Exercise
Copy, from the entries below, each line in which the string "Особенности" appears.

Task inputs
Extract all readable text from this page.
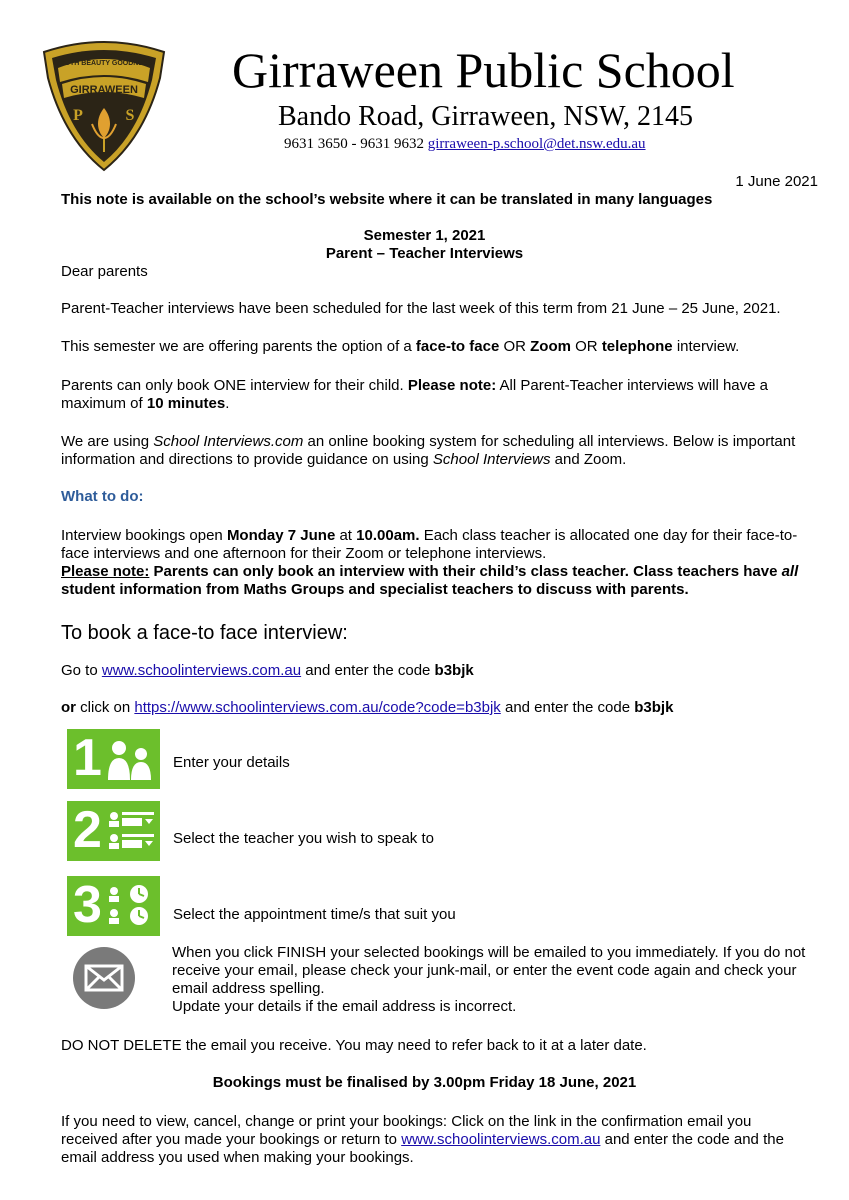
TRUTH BEAUTY GOODNESS
GIRRAWEEN
P	S
Girraween Public School
Bando Road, Girraween, NSW, 2145
9631 3650 - 9631 9632 girraween-p.school@det.nsw.edu.au
1 June 2021
This note is available on the school’s website where it can be translated in many languages
Semester 1, 2021
Parent – Teacher Interviews
Dear parents
Parent-Teacher interviews have been scheduled for the last week of this term from 21 June – 25 June, 2021.
This semester we are offering parents the option of a face-to face OR Zoom OR telephone interview.
Parents can only book ONE interview for their child. Please note: All Parent-Teacher interviews will have a maximum of 10 minutes.
We are using School Interviews.com an online booking system for scheduling all interviews. Below is important information and directions to provide guidance on using School Interviews and Zoom.
What to do:
Interview bookings open Monday 7 June at 10.00am. Each class teacher is allocated one day for their face-to-face interviews and one afternoon for their Zoom or telephone interviews.
Please note: Parents can only book an interview with their child’s class teacher. Class teachers have all student information from Maths Groups and specialist teachers to discuss with parents.
To book a face-to face interview:
Go to www.schoolinterviews.com.au and enter the code b3bjk
or click on https://www.schoolinterviews.com.au/code?code=b3bjk and enter the code b3bjk
1	Enter your details
2	Select the teacher you wish to speak to
3	Select the appointment time/s that suit you
When you click FINISH your selected bookings will be emailed to you immediately. If you do not receive your email, please check your junk-mail, or enter the event code again and check your email address spelling.
Update your details if the email address is incorrect.
DO NOT DELETE the email you receive. You may need to refer back to it at a later date.
Bookings must be finalised by 3.00pm Friday 18 June, 2021
If you need to view, cancel, change or print your bookings: Click on the link in the confirmation email you received after you made your bookings or return to www.schoolinterviews.com.au and enter the code and the email address you used when making your bookings.
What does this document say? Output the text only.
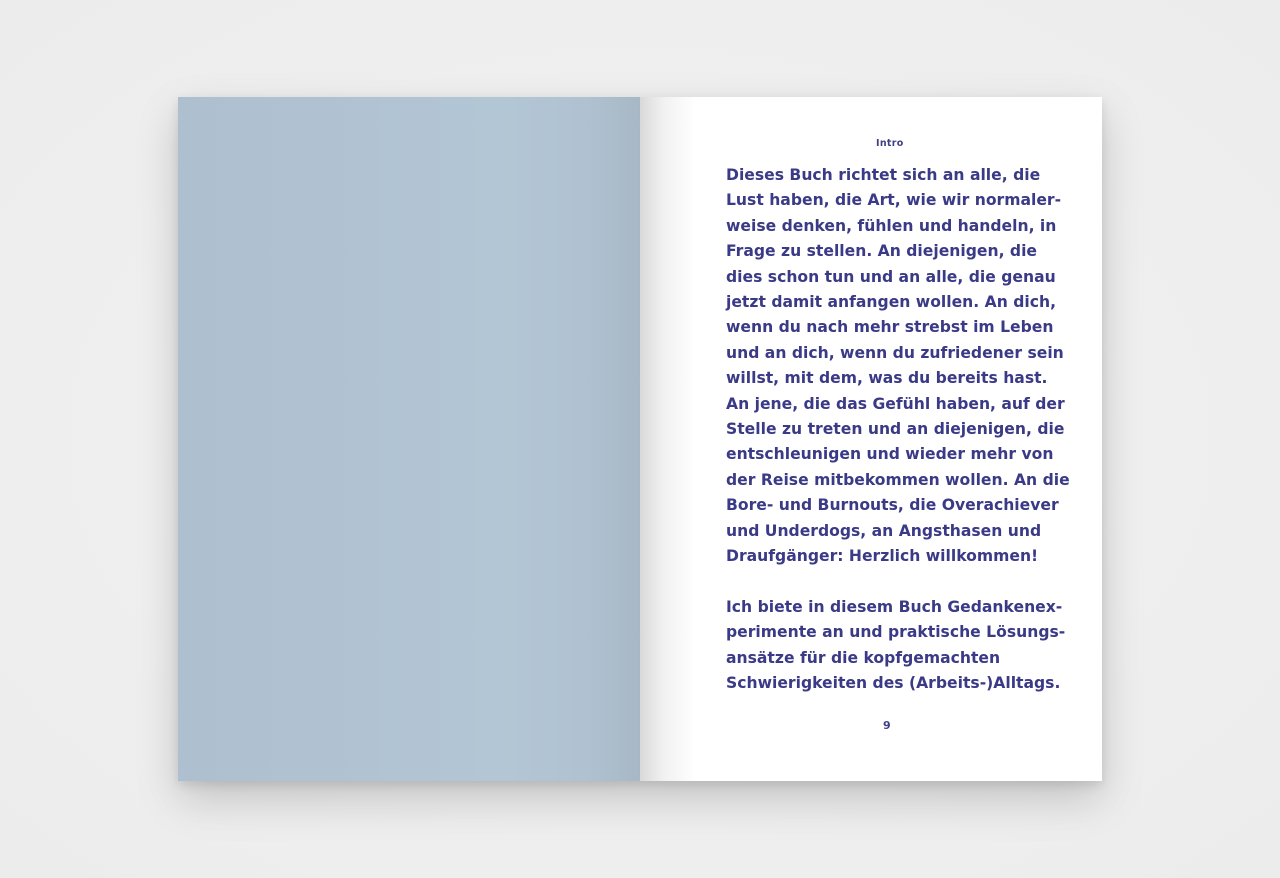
Intro

Dieses Buch richtet sich an alle, die
Lust haben, die Art, wie wir normaler-
weise denken, fühlen und handeln, in
Frage zu stellen. An diejenigen, die
dies schon tun und an alle, die genau
jetzt damit anfangen wollen. An dich,
wenn du nach mehr strebst im Leben
und an dich, wenn du zufriedener sein
willst, mit dem, was du bereits hast.
An jene, die das Gefühl haben, auf der
Stelle zu treten und an diejenigen, die
entschleunigen und wieder mehr von
der Reise mitbekommen wollen. An die
Bore- und Burnouts, die Overachiever
und Underdogs, an Angsthasen und
Draufgänger: Herzlich willkommen!

Ich biete in diesem Buch Gedankenex-
perimente an und praktische Lösungs-
ansätze für die kopfgemachten
Schwierigkeiten des (Arbeits-)Alltags.

9
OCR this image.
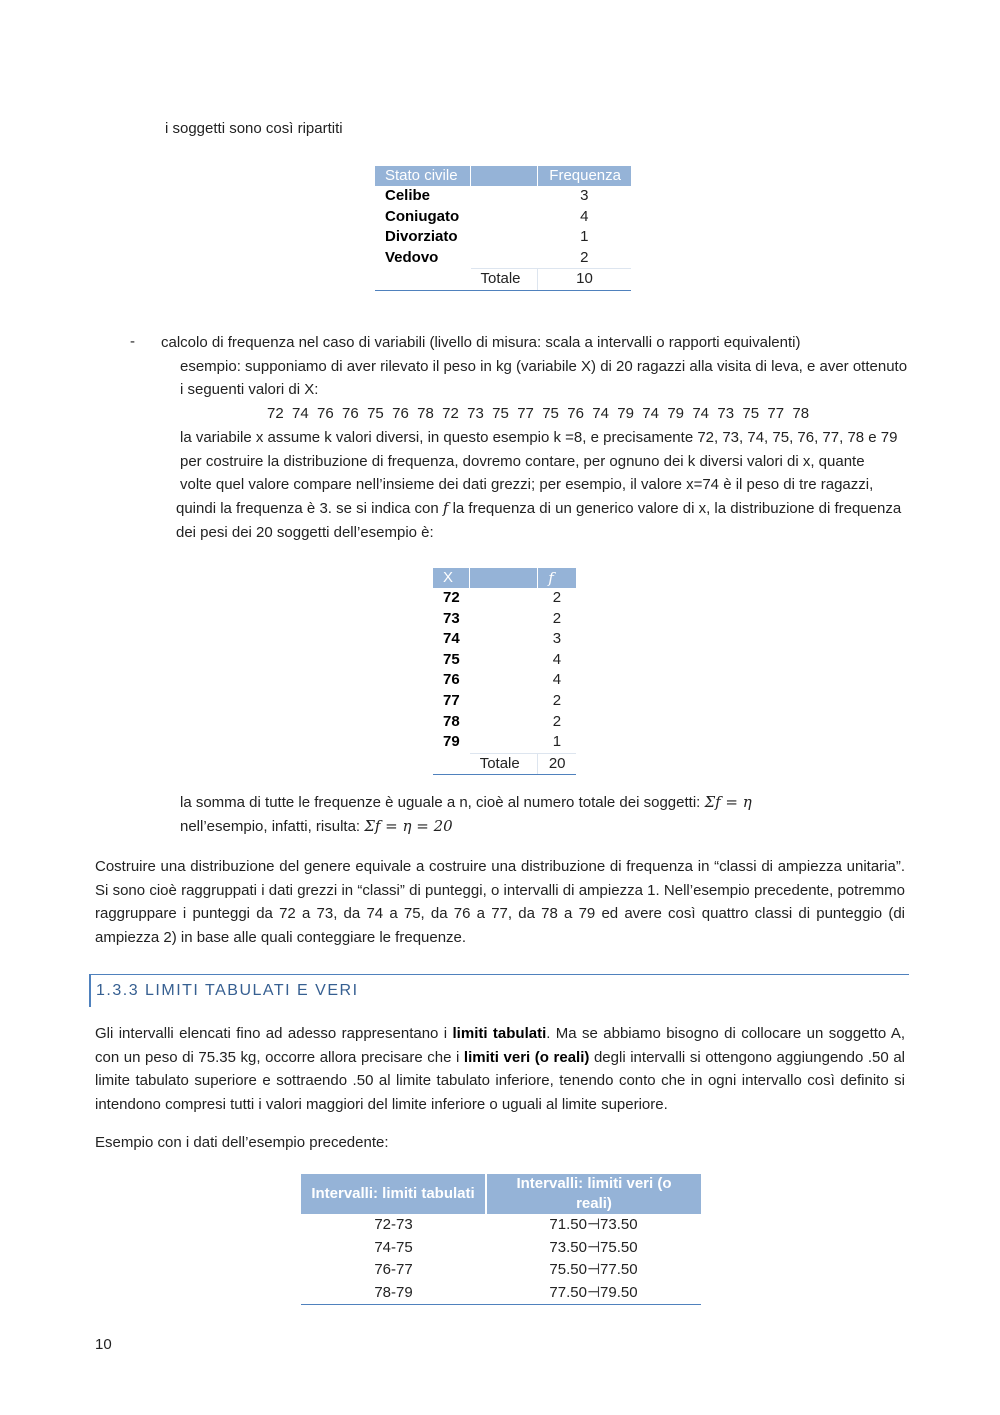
i soggetti sono così ripartiti
Stato civile		Frequenza
Celibe		3
Coniugato		4
Divorziato		1
Vedovo		2
	Totale	10
- calcolo di frequenza nel caso di variabili (livello di misura: scala a intervalli o rapporti equivalenti)
esempio: supponiamo di aver rilevato il peso in kg (variabile X) di 20 ragazzi alla visita di leva, e aver ottenuto
i seguenti valori di X:
72  74  76  76  75  76  78  72  73  75  77  75  76  74  79  74  79  74  73  75  77  78
la variabile x assume k valori diversi, in questo esempio k =8, e precisamente 72, 73, 74, 75, 76, 77, 78 e 79
per costruire la distribuzione di frequenza, dovremo contare, per ognuno dei k diversi valori di x, quante
volte quel valore compare nell’insieme dei dati grezzi; per esempio, il valore x=74 è il peso di tre ragazzi,
quindi la frequenza è 3. se si indica con f la frequenza di un generico valore di x, la distribuzione di frequenza
dei pesi dei 20 soggetti dell’esempio è:
X		f
72		2
73		2
74		3
75		4
76		4
77		2
78		2
79		1
	Totale	20
la somma di tutte le frequenze è uguale a n, cioè al numero totale dei soggetti: Σf = η
nell’esempio, infatti, risulta: Σf = η = 20
Costruire una distribuzione del genere equivale a costruire una distribuzione di frequenza in “classi di ampiezza unitaria”. Si sono cioè raggruppati i dati grezzi in “classi” di punteggi, o intervalli di ampiezza 1. Nell’esempio precedente, potremmo raggruppare i punteggi da 72 a 73, da 74 a 75, da 76 a 77, da 78 a 79 ed avere così quattro classi di punteggio (di ampiezza 2) in base alle quali conteggiare le frequenze.
1.3.3 LIMITI TABULATI E VERI
Gli intervalli elencati fino ad adesso rappresentano i limiti tabulati. Ma se abbiamo bisogno di collocare un soggetto A, con un peso di 75.35 kg, occorre allora precisare che i limiti veri (o reali) degli intervalli si ottengono aggiungendo .50 al limite tabulato superiore e sottraendo .50 al limite tabulato inferiore, tenendo conto che in ogni intervallo così definito si intendono compresi tutti i valori maggiori del limite inferiore o uguali al limite superiore.
Esempio con i dati dell’esempio precedente:
Intervalli: limiti tabulati	Intervalli: limiti veri (o reali)
72-73	71.50⊣73.50
74-75	73.50⊣75.50
76-77	75.50⊣77.50
78-79	77.50⊣79.50
10
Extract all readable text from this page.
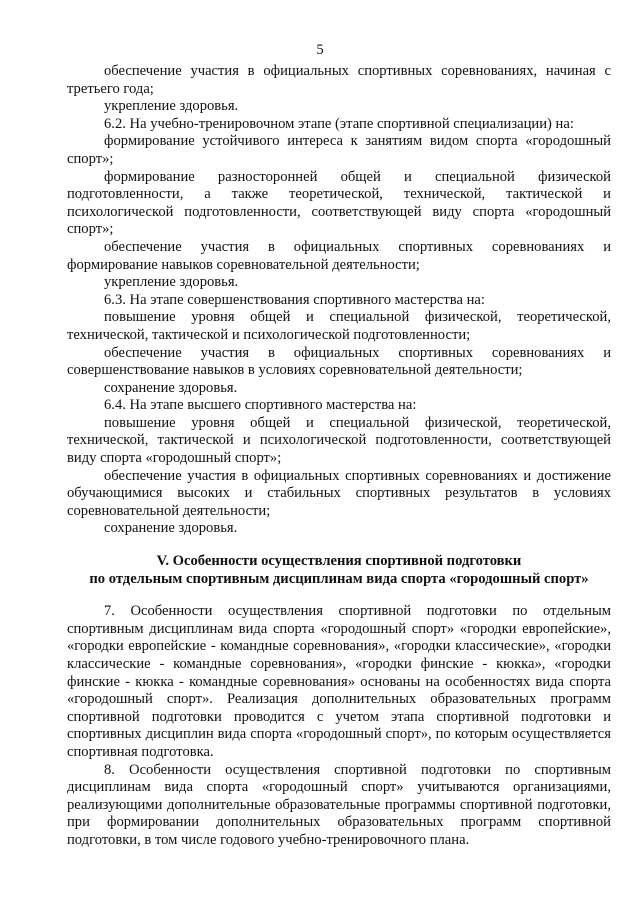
5

обеспечение участия в официальных спортивных соревнованиях, начиная с третьего года;

укрепление здоровья.

6.2. На учебно-тренировочном этапе (этапе спортивной специализации) на:

формирование устойчивого интереса к занятиям видом спорта «городошный спорт»;

формирование разносторонней общей и специальной физической подготовленности, а также теоретической, технической, тактической и психологической подготовленности, соответствующей виду спорта «городошный спорт»;

обеспечение участия в официальных спортивных соревнованиях и формирование навыков соревновательной деятельности;

укрепление здоровья.

6.3. На этапе совершенствования спортивного мастерства на:

повышение уровня общей и специальной физической, теоретической, технической, тактической и психологической подготовленности;

обеспечение участия в официальных спортивных соревнованиях и совершенствование навыков в условиях соревновательной деятельности;

сохранение здоровья.

6.4. На этапе высшего спортивного мастерства на:

повышение уровня общей и специальной физической, теоретической, технической, тактической и психологической подготовленности, соответствующей виду спорта «городошный спорт»;

обеспечение участия в официальных спортивных соревнованиях и достижение обучающимися высоких и стабильных спортивных результатов в условиях соревновательной деятельности;

сохранение здоровья.

V. Особенности осуществления спортивной подготовки

по отдельным спортивным дисциплинам вида спорта «городошный спорт»

7. Особенности осуществления спортивной подготовки по отдельным спортивным дисциплинам вида спорта «городошный спорт» «городки европейские», «городки европейские - командные соревнования», «городки классические», «городки классические - командные соревнования», «городки финские - кюкка», «городки финские - кюкка - командные соревнования» основаны на особенностях вида спорта «городошный спорт». Реализация дополнительных образовательных программ спортивной подготовки проводится с учетом этапа спортивной подготовки и спортивных дисциплин вида спорта «городошный спорт», по которым осуществляется спортивная подготовка.

8. Особенности осуществления спортивной подготовки по спортивным дисциплинам вида спорта «городошный спорт» учитываются организациями, реализующими дополнительные образовательные программы спортивной подготовки, при формировании дополнительных образовательных программ спортивной подготовки, в том числе годового учебно-тренировочного плана.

Result of the exercise
V. Особенности осуществления спортивной подготовки
7. Особенности осуществления спортивной подготовки по отдельным спортивным дисциплинам вида спорта «городошный спорт» «городки европейские», «городки европейские - командные соревнования», «городки классические», «городки классические - командные соревнования», «городки финские - кюкка», «городки финские - кюкка - командные соревнования» основаны на особенностях вида спорта «городошный спорт». Реализация дополнительных образовательных программ спортивной подготовки проводится с учетом этапа спортивной подготовки и спортивных дисциплин вида спорта «городошный спорт», по которым осуществляется спортивная подготовка.
8. Особенности осуществления спортивной подготовки по спортивным дисциплинам вида спорта «городошный спорт» учитываются организациями, реализующими дополнительные образовательные программы спортивной подготовки, при формировании дополнительных образовательных программ спортивной подготовки, в том числе годового учебно-тренировочного плана.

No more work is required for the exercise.